DATA SECTION |

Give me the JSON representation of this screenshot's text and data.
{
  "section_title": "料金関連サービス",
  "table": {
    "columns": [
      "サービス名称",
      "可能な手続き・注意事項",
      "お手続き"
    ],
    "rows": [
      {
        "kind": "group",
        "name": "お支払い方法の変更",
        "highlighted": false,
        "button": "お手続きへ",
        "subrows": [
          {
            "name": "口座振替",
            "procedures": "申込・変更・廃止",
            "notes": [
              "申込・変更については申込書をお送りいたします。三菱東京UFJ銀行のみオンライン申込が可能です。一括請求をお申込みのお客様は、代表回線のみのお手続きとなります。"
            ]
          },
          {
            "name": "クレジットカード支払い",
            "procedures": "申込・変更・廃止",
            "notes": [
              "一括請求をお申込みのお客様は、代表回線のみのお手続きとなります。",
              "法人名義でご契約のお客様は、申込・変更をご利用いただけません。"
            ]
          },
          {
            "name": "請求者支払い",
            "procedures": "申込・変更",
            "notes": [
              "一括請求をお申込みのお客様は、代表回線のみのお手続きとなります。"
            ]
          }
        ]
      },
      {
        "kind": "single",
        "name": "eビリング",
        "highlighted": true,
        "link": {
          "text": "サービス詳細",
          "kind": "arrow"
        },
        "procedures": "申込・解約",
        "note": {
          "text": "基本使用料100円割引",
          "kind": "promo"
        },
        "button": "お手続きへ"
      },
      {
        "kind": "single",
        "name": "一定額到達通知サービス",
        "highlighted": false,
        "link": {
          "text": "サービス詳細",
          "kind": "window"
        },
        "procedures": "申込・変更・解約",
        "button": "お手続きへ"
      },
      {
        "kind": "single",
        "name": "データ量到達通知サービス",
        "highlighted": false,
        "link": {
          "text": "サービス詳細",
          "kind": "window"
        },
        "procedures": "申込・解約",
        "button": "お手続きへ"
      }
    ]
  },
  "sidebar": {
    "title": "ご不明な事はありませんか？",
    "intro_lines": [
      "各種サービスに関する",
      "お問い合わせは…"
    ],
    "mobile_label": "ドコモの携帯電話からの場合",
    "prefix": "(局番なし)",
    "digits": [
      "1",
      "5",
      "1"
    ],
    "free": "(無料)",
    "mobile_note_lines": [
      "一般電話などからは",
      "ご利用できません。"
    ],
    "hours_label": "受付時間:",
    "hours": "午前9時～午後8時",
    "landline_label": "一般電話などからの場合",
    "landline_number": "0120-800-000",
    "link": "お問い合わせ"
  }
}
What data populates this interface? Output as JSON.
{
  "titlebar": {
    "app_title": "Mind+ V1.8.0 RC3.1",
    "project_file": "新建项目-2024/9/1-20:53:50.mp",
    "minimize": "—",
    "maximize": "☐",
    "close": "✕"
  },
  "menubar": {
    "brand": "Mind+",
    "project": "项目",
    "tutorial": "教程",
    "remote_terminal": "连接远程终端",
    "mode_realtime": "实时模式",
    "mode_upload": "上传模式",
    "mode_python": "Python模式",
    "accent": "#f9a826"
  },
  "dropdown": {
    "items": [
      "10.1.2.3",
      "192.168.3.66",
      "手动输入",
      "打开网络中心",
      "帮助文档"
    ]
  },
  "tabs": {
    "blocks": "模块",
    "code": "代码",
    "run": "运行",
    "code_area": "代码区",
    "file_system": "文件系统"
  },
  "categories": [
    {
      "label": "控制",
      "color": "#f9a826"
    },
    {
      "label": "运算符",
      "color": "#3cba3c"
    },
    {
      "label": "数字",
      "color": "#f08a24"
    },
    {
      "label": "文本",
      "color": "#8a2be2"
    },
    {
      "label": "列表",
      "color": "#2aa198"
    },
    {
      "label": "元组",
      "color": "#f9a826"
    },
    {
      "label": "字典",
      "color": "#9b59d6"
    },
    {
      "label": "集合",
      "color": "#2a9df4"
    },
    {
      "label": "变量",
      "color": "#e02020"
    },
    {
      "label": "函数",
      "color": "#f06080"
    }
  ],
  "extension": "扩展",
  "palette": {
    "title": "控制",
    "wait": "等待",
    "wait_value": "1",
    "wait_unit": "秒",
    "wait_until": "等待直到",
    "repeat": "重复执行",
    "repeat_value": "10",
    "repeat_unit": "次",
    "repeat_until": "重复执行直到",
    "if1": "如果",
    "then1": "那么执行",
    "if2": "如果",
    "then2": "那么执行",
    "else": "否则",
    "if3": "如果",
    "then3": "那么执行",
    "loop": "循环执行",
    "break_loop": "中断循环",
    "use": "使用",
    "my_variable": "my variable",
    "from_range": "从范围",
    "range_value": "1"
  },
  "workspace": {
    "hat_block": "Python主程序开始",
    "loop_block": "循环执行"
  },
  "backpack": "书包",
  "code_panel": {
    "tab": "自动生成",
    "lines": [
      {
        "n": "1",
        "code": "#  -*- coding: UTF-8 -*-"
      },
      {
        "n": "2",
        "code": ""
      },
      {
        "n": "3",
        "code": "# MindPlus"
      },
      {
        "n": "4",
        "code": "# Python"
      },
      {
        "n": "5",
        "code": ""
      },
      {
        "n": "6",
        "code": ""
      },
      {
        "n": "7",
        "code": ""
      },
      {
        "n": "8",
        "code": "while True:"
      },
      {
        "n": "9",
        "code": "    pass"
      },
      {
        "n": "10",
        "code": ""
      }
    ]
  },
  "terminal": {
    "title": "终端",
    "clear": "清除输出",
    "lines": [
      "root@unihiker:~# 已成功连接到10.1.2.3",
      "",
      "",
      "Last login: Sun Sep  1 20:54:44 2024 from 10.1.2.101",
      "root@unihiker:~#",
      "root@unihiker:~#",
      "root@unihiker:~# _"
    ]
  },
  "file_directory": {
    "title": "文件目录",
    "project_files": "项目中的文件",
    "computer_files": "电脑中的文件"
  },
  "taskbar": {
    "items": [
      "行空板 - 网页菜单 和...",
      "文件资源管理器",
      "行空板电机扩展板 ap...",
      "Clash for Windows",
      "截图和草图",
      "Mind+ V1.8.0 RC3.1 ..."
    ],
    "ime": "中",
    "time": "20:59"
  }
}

WHAT YOU ARE ASKED TO DO | Report only the number of lines that hold the string "一括請求をお申込みのお客様は" in this listing.

SOLUTION FOR THIS TASK | 3